## Dataset records

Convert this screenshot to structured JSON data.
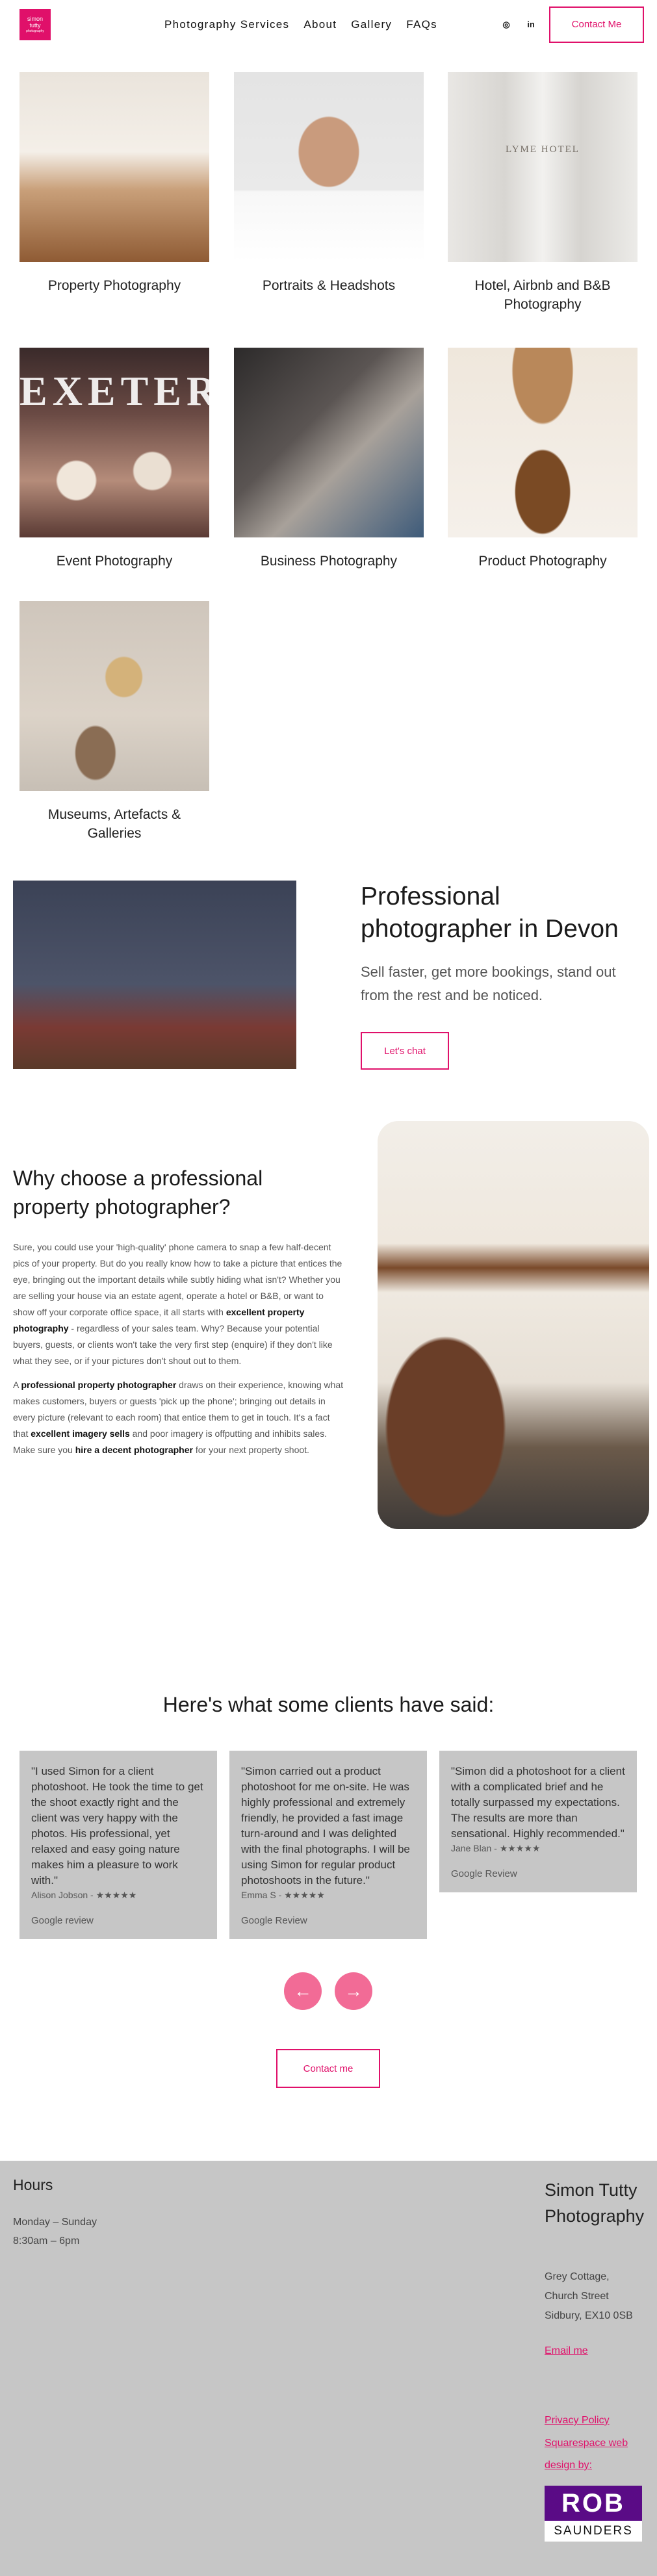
{
  "header": {
    "logo_line1": "simon",
    "logo_line2": "tutty",
    "logo_line3": "photography",
    "nav": [
      "Photography Services",
      "About",
      "Gallery",
      "FAQs"
    ],
    "contact_label": "Contact Me",
    "icons": [
      "instagram-icon",
      "linkedin-icon"
    ],
    "instagram_glyph": "◎",
    "linkedin_glyph": "in"
  },
  "gallery": {
    "items": [
      {
        "caption": "Property Photography",
        "image": "kitchen-photo"
      },
      {
        "caption": "Portraits & Headshots",
        "image": "portrait-photo"
      },
      {
        "caption": "Hotel, Airbnb and B&B Photography",
        "image": "hotel-bottles-photo"
      },
      {
        "caption": "Event Photography",
        "image": "event-photo"
      },
      {
        "caption": "Business Photography",
        "image": "coffee-photo"
      },
      {
        "caption": "Product Photography",
        "image": "cookie-jar-photo"
      },
      {
        "caption": "Museums, Artefacts & Galleries",
        "image": "museum-photo"
      }
    ],
    "bottle_label": "LYME HOTEL",
    "event_label": "EXETER"
  },
  "professional": {
    "title": "Professional photographer in Devon",
    "subtitle": "Sell faster, get more bookings, stand out from the rest and be noticed.",
    "button": "Let's chat"
  },
  "why": {
    "title": "Why choose a professional property photographer?",
    "p1_a": "Sure, you could use your 'high-quality' phone camera to snap a few half-decent pics of your property. But do you really know how to take a picture that entices the eye, bringing out the important details while subtly hiding what isn't? Whether you are selling your house via an estate agent, operate a hotel or B&B, or want to show off your corporate office space, it all starts with ",
    "p1_b": "excellent property photography",
    "p1_c": " - regardless of your sales team. Why? Because your potential buyers, guests, or clients won't take the very first step (enquire) if they don't like what they see, or if your pictures don't shout out to them.",
    "p2_a": "A ",
    "p2_b": "professional property photographer",
    "p2_c": " draws on their experience, knowing what makes customers, buyers or guests 'pick up the phone'; bringing out details in every picture (relevant to each room) that entice them to get in touch. It's a fact that ",
    "p2_d": "excellent imagery sells",
    "p2_e": " and poor imagery is offputting and inhibits sales. Make sure you ",
    "p2_f": "hire a decent photographer",
    "p2_g": " for your next property shoot."
  },
  "testimonials": {
    "title": "Here's what some clients have said:",
    "items": [
      {
        "quote": "\"I used Simon for a client photoshoot. He took the time to get the shoot exactly right and the client was very happy with the photos. His professional, yet relaxed and easy going nature makes him a pleasure to work with.\"",
        "name": "Alison Jobson - ★★★★★",
        "source": "Google review"
      },
      {
        "quote": "\"Simon carried out a product photoshoot for me on-site. He was highly professional and extremely friendly, he provided a fast image turn-around and I was delighted with the final photographs. I will be using Simon for regular product photoshoots in the future.\"",
        "name": "Emma S - ★★★★★",
        "source": "Google Review"
      },
      {
        "quote": "\"Simon did a photoshoot for a client with a complicated brief and he totally surpassed my expectations. The results are more than sensational. Highly recommended.\"",
        "name": "Jane Blan - ★★★★★",
        "source": "Google Review"
      }
    ],
    "prev_glyph": "←",
    "next_glyph": "→",
    "contact_button": "Contact me"
  },
  "footer": {
    "hours_title": "Hours",
    "hours_days": "Monday – Sunday",
    "hours_time": "8:30am – 6pm",
    "business_name": "Simon Tutty Photography",
    "address_1": "Grey Cottage,",
    "address_2": "Church Street",
    "address_3": "Sidbury, EX10 0SB",
    "email_link": "Email me",
    "privacy_link": "Privacy Policy",
    "credit_link": "Squarespace web design by:",
    "credit_logo_top": "ROB",
    "credit_logo_bottom": "SAUNDERS"
  }
}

## Set problem
Without the pictures, extract every entry verbatim.

## Written solution
Convert this screenshot to structured JSON data.
{
  "header": {
    "logo_line1": "simon",
    "logo_line2": "tutty",
    "logo_line3": "photography",
    "nav": [
      "Photography Services",
      "About",
      "Gallery",
      "FAQs"
    ],
    "contact_label": "Contact Me",
    "icons": [
      "instagram-icon",
      "linkedin-icon"
    ],
    "instagram_glyph": "◎",
    "linkedin_glyph": "in"
  },
  "gallery": {
    "items": [
      {
        "caption": "Property Photography",
        "image": "kitchen-photo"
      },
      {
        "caption": "Portraits & Headshots",
        "image": "portrait-photo"
      },
      {
        "caption": "Hotel, Airbnb and B&B Photography",
        "image": "hotel-bottles-photo"
      },
      {
        "caption": "Event Photography",
        "image": "event-photo"
      },
      {
        "caption": "Business Photography",
        "image": "coffee-photo"
      },
      {
        "caption": "Product Photography",
        "image": "cookie-jar-photo"
      },
      {
        "caption": "Museums, Artefacts & Galleries",
        "image": "museum-photo"
      }
    ],
    "bottle_label": "LYME HOTEL",
    "event_label": "EXETER"
  },
  "professional": {
    "title": "Professional photographer in Devon",
    "subtitle": "Sell faster, get more bookings, stand out from the rest and be noticed.",
    "button": "Let's chat"
  },
  "why": {
    "title": "Why choose a professional property photographer?",
    "p1_a": "Sure, you could use your 'high-quality' phone camera to snap a few half-decent pics of your property. But do you really know how to take a picture that entices the eye, bringing out the important details while subtly hiding what isn't? Whether you are selling your house via an estate agent, operate a hotel or B&B, or want to show off your corporate office space, it all starts with ",
    "p1_b": "excellent property photography",
    "p1_c": " - regardless of your sales team. Why? Because your potential buyers, guests, or clients won't take the very first step (enquire) if they don't like what they see, or if your pictures don't shout out to them.",
    "p2_a": "A ",
    "p2_b": "professional property photographer",
    "p2_c": " draws on their experience, knowing what makes customers, buyers or guests 'pick up the phone'; bringing out details in every picture (relevant to each room) that entice them to get in touch. It's a fact that ",
    "p2_d": "excellent imagery sells",
    "p2_e": " and poor imagery is offputting and inhibits sales. Make sure you ",
    "p2_f": "hire a decent photographer",
    "p2_g": " for your next property shoot."
  },
  "testimonials": {
    "title": "Here's what some clients have said:",
    "items": [
      {
        "quote": "\"I used Simon for a client photoshoot. He took the time to get the shoot exactly right and the client was very happy with the photos. His professional, yet relaxed and easy going nature makes him a pleasure to work with.\"",
        "name": "Alison Jobson - ★★★★★",
        "source": "Google review"
      },
      {
        "quote": "\"Simon carried out a product photoshoot for me on-site. He was highly professional and extremely friendly, he provided a fast image turn-around and I was delighted with the final photographs. I will be using Simon for regular product photoshoots in the future.\"",
        "name": "Emma S - ★★★★★",
        "source": "Google Review"
      },
      {
        "quote": "\"Simon did a photoshoot for a client with a complicated brief and he totally surpassed my expectations. The results are more than sensational. Highly recommended.\"",
        "name": "Jane Blan - ★★★★★",
        "source": "Google Review"
      }
    ],
    "prev_glyph": "←",
    "next_glyph": "→",
    "contact_button": "Contact me"
  },
  "footer": {
    "hours_title": "Hours",
    "hours_days": "Monday – Sunday",
    "hours_time": "8:30am – 6pm",
    "business_name": "Simon Tutty Photography",
    "address_1": "Grey Cottage,",
    "address_2": "Church Street",
    "address_3": "Sidbury, EX10 0SB",
    "email_link": "Email me",
    "privacy_link": "Privacy Policy",
    "credit_link": "Squarespace web design by:",
    "credit_logo_top": "ROB",
    "credit_logo_bottom": "SAUNDERS"
  }
}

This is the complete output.